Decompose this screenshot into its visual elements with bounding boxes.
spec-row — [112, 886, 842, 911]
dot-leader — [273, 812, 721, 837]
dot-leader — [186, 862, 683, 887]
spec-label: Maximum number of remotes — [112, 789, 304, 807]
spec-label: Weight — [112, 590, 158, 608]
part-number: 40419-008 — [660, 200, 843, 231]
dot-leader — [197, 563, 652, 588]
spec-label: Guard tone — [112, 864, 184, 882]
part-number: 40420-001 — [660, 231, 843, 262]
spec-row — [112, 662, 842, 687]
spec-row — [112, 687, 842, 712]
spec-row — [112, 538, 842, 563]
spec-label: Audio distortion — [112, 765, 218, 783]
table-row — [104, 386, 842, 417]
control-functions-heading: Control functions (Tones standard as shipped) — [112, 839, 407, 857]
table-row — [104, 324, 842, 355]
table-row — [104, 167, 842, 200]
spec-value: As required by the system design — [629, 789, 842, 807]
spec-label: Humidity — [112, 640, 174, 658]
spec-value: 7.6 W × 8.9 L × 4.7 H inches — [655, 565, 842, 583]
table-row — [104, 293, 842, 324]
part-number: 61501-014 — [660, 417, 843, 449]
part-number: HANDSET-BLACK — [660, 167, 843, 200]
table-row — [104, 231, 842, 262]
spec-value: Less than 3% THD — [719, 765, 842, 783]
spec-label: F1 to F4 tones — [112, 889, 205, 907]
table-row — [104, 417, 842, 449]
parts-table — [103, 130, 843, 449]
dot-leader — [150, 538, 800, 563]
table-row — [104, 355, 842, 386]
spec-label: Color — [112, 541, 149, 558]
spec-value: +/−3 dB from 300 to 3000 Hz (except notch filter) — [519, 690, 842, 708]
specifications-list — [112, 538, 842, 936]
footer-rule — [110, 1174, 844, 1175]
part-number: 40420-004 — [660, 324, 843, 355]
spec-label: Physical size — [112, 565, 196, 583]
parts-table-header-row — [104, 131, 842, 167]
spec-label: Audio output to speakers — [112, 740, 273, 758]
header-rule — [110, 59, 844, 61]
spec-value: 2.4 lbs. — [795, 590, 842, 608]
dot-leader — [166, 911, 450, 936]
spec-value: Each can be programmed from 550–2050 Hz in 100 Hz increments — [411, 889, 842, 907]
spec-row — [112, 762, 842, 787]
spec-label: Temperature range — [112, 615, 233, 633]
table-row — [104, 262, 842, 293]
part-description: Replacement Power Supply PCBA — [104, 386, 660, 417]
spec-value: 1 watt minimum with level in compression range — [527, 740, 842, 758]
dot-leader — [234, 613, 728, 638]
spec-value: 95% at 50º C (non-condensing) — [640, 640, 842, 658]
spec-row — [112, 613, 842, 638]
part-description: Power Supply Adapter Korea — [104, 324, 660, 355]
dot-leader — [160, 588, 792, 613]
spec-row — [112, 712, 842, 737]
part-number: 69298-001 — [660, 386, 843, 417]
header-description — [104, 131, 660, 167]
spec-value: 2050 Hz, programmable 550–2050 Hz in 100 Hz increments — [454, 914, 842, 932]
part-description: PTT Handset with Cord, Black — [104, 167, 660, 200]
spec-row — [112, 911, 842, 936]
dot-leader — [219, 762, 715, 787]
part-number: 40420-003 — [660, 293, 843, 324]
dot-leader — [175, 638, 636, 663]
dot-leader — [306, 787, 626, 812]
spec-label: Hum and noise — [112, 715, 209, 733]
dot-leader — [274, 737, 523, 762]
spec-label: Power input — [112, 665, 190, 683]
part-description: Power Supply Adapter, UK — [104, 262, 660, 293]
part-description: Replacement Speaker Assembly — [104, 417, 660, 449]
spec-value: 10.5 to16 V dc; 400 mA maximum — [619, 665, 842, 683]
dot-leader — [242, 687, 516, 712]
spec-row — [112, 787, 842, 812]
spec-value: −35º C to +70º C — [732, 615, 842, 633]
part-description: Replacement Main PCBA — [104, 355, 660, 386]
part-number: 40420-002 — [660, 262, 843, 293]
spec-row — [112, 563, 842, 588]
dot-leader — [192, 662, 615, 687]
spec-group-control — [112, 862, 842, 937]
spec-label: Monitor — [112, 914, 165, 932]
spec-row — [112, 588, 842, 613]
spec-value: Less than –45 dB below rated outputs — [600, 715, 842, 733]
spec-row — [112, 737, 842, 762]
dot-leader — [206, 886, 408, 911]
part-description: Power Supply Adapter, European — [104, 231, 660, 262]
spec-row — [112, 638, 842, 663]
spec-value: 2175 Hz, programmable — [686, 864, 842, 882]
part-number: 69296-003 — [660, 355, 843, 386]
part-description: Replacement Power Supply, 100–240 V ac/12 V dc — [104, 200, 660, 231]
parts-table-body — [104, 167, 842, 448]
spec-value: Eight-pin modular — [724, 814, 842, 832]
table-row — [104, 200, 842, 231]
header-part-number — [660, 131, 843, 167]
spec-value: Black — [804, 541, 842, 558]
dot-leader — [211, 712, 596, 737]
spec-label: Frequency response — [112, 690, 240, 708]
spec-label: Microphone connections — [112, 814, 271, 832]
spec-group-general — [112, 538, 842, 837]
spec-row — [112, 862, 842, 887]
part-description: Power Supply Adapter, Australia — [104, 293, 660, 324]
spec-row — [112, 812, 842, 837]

____

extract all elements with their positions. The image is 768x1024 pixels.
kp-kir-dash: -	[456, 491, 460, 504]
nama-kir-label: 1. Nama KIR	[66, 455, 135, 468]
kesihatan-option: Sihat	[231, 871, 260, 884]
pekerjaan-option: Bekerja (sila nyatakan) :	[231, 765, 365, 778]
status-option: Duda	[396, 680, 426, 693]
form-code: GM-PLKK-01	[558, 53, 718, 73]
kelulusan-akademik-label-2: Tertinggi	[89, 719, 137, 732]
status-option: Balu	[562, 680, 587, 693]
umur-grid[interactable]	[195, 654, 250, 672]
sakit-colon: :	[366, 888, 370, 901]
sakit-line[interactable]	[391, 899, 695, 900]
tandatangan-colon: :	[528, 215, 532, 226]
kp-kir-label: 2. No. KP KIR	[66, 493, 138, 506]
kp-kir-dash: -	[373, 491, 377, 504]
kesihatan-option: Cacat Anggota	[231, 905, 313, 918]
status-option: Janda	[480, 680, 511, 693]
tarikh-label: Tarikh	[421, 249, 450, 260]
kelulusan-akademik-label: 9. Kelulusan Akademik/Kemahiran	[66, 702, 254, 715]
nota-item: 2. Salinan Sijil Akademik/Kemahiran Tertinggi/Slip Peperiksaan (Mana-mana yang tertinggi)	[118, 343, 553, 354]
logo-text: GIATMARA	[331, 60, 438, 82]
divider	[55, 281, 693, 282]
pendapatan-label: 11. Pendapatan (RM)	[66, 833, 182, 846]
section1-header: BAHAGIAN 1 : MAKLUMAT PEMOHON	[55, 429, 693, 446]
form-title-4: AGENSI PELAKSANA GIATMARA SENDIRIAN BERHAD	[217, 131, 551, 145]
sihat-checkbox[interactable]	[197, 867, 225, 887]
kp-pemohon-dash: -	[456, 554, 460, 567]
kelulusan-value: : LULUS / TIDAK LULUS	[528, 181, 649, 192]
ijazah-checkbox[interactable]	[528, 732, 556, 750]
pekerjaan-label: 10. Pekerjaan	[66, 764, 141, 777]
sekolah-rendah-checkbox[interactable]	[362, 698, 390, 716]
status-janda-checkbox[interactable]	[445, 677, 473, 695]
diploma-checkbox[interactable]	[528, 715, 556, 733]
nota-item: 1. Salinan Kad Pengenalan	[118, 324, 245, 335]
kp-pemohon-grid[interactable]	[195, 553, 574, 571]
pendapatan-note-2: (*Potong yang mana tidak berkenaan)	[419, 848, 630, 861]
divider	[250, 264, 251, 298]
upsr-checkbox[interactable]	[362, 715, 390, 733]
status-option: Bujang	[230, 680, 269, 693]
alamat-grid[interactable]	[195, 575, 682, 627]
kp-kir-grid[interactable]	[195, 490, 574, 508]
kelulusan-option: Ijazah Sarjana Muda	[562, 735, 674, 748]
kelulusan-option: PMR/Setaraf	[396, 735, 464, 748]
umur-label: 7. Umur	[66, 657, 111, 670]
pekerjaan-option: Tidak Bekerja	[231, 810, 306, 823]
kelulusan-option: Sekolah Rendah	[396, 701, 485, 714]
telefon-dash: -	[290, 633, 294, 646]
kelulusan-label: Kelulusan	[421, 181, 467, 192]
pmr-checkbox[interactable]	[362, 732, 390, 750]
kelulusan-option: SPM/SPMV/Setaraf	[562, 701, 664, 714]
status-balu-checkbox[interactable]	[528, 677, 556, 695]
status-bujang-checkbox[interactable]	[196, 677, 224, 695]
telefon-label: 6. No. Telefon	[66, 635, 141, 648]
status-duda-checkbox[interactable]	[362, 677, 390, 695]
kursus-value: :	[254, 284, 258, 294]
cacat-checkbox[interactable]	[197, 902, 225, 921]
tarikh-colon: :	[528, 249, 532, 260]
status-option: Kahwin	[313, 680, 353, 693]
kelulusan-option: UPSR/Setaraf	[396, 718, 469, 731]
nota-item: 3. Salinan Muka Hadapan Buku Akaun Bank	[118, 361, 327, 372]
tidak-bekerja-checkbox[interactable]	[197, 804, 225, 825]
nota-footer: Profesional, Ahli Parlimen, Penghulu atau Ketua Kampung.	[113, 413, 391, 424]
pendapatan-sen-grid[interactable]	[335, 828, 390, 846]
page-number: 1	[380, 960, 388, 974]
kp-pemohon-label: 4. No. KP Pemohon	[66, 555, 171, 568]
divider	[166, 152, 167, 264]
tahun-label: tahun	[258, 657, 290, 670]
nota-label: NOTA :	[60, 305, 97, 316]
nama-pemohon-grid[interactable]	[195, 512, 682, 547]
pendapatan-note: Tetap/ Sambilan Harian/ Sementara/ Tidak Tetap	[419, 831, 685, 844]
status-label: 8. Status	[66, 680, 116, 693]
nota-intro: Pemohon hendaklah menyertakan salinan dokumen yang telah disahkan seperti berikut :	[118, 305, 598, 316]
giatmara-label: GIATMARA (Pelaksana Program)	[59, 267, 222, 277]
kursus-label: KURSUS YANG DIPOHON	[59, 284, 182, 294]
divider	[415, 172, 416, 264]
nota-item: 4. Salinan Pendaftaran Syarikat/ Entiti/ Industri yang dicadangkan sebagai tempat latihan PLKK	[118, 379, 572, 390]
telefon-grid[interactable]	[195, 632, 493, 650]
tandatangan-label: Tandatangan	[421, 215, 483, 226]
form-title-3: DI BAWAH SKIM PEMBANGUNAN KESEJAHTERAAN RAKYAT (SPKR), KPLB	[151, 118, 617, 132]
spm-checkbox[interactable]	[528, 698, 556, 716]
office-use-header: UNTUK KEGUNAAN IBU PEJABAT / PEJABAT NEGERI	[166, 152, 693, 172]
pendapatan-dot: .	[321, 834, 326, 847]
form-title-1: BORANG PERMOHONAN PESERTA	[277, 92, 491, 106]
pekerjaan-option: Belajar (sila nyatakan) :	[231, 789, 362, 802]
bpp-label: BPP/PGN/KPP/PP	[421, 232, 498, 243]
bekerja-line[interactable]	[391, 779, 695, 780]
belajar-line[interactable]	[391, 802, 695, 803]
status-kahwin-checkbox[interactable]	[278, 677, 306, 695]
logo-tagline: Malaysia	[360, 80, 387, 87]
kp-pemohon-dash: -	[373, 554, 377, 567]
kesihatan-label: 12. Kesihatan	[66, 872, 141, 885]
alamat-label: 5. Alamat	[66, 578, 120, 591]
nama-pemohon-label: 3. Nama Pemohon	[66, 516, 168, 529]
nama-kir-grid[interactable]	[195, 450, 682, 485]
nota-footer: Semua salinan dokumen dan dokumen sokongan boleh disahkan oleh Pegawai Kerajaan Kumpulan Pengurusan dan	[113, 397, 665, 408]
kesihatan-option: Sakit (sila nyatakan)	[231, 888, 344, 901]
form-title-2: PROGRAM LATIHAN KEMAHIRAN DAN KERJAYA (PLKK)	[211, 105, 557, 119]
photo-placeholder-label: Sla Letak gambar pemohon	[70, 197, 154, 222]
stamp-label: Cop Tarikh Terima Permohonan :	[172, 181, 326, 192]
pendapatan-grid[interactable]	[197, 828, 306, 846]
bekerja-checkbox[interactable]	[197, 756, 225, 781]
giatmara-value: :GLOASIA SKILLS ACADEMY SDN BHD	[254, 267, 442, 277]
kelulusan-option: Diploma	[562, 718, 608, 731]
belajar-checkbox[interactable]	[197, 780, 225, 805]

____

:: To be done ::
Please extract the part of the records that opens with the line containing "Decompose this screenshot" and closes with the line containing "spec-row — [112, 538, 842, 563]", repeating each line exactly.

:: Exercise solution ::
Decompose this screenshot into its visual elements with bounding boxes.
spec-row — [112, 886, 842, 911]
dot-leader — [273, 812, 721, 837]
dot-leader — [186, 862, 683, 887]
spec-label: Maximum number of remotes — [112, 789, 304, 807]
spec-label: Weight — [112, 590, 158, 608]
part-number: 40419-008 — [660, 200, 843, 231]
dot-leader — [197, 563, 652, 588]
spec-label: Guard tone — [112, 864, 184, 882]
part-number: 40420-001 — [660, 231, 843, 262]
spec-row — [112, 662, 842, 687]
spec-row — [112, 687, 842, 712]
spec-row — [112, 538, 842, 563]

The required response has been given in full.